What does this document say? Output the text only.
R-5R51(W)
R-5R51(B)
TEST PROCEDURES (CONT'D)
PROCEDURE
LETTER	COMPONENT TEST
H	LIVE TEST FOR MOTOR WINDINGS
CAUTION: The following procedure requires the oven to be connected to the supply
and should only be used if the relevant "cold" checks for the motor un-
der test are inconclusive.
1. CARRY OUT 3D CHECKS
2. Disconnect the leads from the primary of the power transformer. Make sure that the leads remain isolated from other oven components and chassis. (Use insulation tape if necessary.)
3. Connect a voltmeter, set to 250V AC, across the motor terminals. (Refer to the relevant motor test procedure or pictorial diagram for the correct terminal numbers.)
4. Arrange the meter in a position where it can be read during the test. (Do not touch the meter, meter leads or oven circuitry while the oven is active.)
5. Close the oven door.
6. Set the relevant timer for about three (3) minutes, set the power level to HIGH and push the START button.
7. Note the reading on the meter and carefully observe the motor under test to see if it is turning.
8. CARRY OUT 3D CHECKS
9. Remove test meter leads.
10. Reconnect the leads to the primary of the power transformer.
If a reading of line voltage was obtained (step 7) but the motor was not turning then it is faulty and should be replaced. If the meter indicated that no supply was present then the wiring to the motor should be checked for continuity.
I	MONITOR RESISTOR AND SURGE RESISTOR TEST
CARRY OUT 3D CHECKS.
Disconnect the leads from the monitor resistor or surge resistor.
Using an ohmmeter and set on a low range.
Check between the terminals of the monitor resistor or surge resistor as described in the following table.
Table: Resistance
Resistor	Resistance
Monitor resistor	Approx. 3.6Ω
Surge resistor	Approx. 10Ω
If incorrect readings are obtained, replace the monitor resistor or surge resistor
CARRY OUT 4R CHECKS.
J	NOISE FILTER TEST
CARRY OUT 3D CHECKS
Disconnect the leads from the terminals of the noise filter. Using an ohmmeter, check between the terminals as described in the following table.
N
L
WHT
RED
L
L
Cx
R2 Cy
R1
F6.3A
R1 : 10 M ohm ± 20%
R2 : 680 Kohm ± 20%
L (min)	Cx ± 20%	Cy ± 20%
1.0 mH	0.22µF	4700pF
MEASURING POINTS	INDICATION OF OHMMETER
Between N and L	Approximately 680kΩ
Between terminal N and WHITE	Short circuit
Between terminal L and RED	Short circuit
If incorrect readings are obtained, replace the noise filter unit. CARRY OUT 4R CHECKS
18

What is expected: Pull out each record as written and restate it exactly.

Task output:
What does this document say? Output the text only.
R-5R51(W)
R-5R51(B)
TEST PROCEDURES (CONT'D)
PROCEDURE
LETTER	COMPONENT TEST
H	LIVE TEST FOR MOTOR WINDINGS
CAUTION: The following procedure requires the oven to be connected to the supply
and should only be used if the relevant "cold" checks for the motor un-
der test are inconclusive.
1. CARRY OUT 3D CHECKS
2. Disconnect the leads from the primary of the power transformer. Make sure that the leads remain isolated from other oven components and chassis. (Use insulation tape if necessary.)
3. Connect a voltmeter, set to 250V AC, across the motor terminals. (Refer to the relevant motor test procedure or pictorial diagram for the correct terminal numbers.)
4. Arrange the meter in a position where it can be read during the test. (Do not touch the meter, meter leads or oven circuitry while the oven is active.)
5. Close the oven door.
6. Set the relevant timer for about three (3) minutes, set the power level to HIGH and push the START button.
7. Note the reading on the meter and carefully observe the motor under test to see if it is turning.
8. CARRY OUT 3D CHECKS
9. Remove test meter leads.
10. Reconnect the leads to the primary of the power transformer.
If a reading of line voltage was obtained (step 7) but the motor was not turning then it is faulty and should be replaced. If the meter indicated that no supply was present then the wiring to the motor should be checked for continuity.
I	MONITOR RESISTOR AND SURGE RESISTOR TEST
CARRY OUT 3D CHECKS.
Disconnect the leads from the monitor resistor or surge resistor.
Using an ohmmeter and set on a low range.
Check between the terminals of the monitor resistor or surge resistor as described in the following table.
Table: Resistance
Resistor	Resistance
Monitor resistor	Approx. 3.6Ω
Surge resistor	Approx. 10Ω
If incorrect readings are obtained, replace the monitor resistor or surge resistor
CARRY OUT 4R CHECKS.
J	NOISE FILTER TEST
CARRY OUT 3D CHECKS
Disconnect the leads from the terminals of the noise filter. Using an ohmmeter, check between the terminals as described in the following table.
N
L
WHT
RED
L
L
Cx
R2 Cy
R1
F6.3A
R1 : 10 M ohm ± 20%
R2 : 680 Kohm ± 20%
L (min)	Cx ± 20%	Cy ± 20%
1.0 mH	0.22µF	4700pF
MEASURING POINTS	INDICATION OF OHMMETER
Between N and L	Approximately 680kΩ
Between terminal N and WHITE	Short circuit
Between terminal L and RED	Short circuit
If incorrect readings are obtained, replace the noise filter unit. CARRY OUT 4R CHECKS
18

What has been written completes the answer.